» **Excerpted data**
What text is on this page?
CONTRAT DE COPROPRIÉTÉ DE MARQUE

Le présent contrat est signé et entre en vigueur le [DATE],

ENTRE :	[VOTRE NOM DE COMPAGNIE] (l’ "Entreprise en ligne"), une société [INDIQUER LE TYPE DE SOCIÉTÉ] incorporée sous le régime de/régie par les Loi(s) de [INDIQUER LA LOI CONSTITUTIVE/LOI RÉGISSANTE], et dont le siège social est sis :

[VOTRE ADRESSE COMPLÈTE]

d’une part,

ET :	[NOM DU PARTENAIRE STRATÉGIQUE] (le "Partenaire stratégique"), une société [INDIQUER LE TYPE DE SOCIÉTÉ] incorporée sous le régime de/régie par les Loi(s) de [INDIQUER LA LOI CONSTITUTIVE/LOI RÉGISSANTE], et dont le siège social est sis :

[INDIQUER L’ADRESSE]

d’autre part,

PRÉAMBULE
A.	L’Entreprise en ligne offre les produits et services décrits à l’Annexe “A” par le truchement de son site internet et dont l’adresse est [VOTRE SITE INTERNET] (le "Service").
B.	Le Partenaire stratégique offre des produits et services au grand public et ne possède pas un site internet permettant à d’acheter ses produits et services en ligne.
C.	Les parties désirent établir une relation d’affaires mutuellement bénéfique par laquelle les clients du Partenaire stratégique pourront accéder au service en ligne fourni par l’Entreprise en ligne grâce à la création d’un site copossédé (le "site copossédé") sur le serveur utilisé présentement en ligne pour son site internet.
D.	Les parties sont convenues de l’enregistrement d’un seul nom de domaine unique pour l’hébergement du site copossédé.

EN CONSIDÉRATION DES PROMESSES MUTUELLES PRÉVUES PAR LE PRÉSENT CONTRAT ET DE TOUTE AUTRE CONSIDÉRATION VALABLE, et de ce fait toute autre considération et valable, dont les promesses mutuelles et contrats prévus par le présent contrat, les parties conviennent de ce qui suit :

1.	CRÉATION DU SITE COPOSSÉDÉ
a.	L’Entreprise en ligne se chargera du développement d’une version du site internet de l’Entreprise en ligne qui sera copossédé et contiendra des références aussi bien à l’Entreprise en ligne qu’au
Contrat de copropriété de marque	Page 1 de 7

» **What to produce**
Repeat the data precisely, reproducing every entry.

» **Exercise result**
What text is on this page?
CONTRAT DE COPROPRIÉTÉ DE MARQUE

Le présent contrat est signé et entre en vigueur le [DATE],

ENTRE :	[VOTRE NOM DE COMPAGNIE] (l’ "Entreprise en ligne"), une société [INDIQUER LE TYPE DE SOCIÉTÉ] incorporée sous le régime de/régie par les Loi(s) de [INDIQUER LA LOI CONSTITUTIVE/LOI RÉGISSANTE], et dont le siège social est sis :

[VOTRE ADRESSE COMPLÈTE]

d’une part,

ET :	[NOM DU PARTENAIRE STRATÉGIQUE] (le "Partenaire stratégique"), une société [INDIQUER LE TYPE DE SOCIÉTÉ] incorporée sous le régime de/régie par les Loi(s) de [INDIQUER LA LOI CONSTITUTIVE/LOI RÉGISSANTE], et dont le siège social est sis :

[INDIQUER L’ADRESSE]

d’autre part,

PRÉAMBULE
A.	L’Entreprise en ligne offre les produits et services décrits à l’Annexe “A” par le truchement de son site internet et dont l’adresse est [VOTRE SITE INTERNET] (le "Service").
B.	Le Partenaire stratégique offre des produits et services au grand public et ne possède pas un site internet permettant à d’acheter ses produits et services en ligne.
C.	Les parties désirent établir une relation d’affaires mutuellement bénéfique par laquelle les clients du Partenaire stratégique pourront accéder au service en ligne fourni par l’Entreprise en ligne grâce à la création d’un site copossédé (le "site copossédé") sur le serveur utilisé présentement en ligne pour son site internet.
D.	Les parties sont convenues de l’enregistrement d’un seul nom de domaine unique pour l’hébergement du site copossédé.

EN CONSIDÉRATION DES PROMESSES MUTUELLES PRÉVUES PAR LE PRÉSENT CONTRAT ET DE TOUTE AUTRE CONSIDÉRATION VALABLE, et de ce fait toute autre considération et valable, dont les promesses mutuelles et contrats prévus par le présent contrat, les parties conviennent de ce qui suit :

1.	CRÉATION DU SITE COPOSSÉDÉ
a.	L’Entreprise en ligne se chargera du développement d’une version du site internet de l’Entreprise en ligne qui sera copossédé et contiendra des références aussi bien à l’Entreprise en ligne qu’au
Contrat de copropriété de marque	Page 1 de 7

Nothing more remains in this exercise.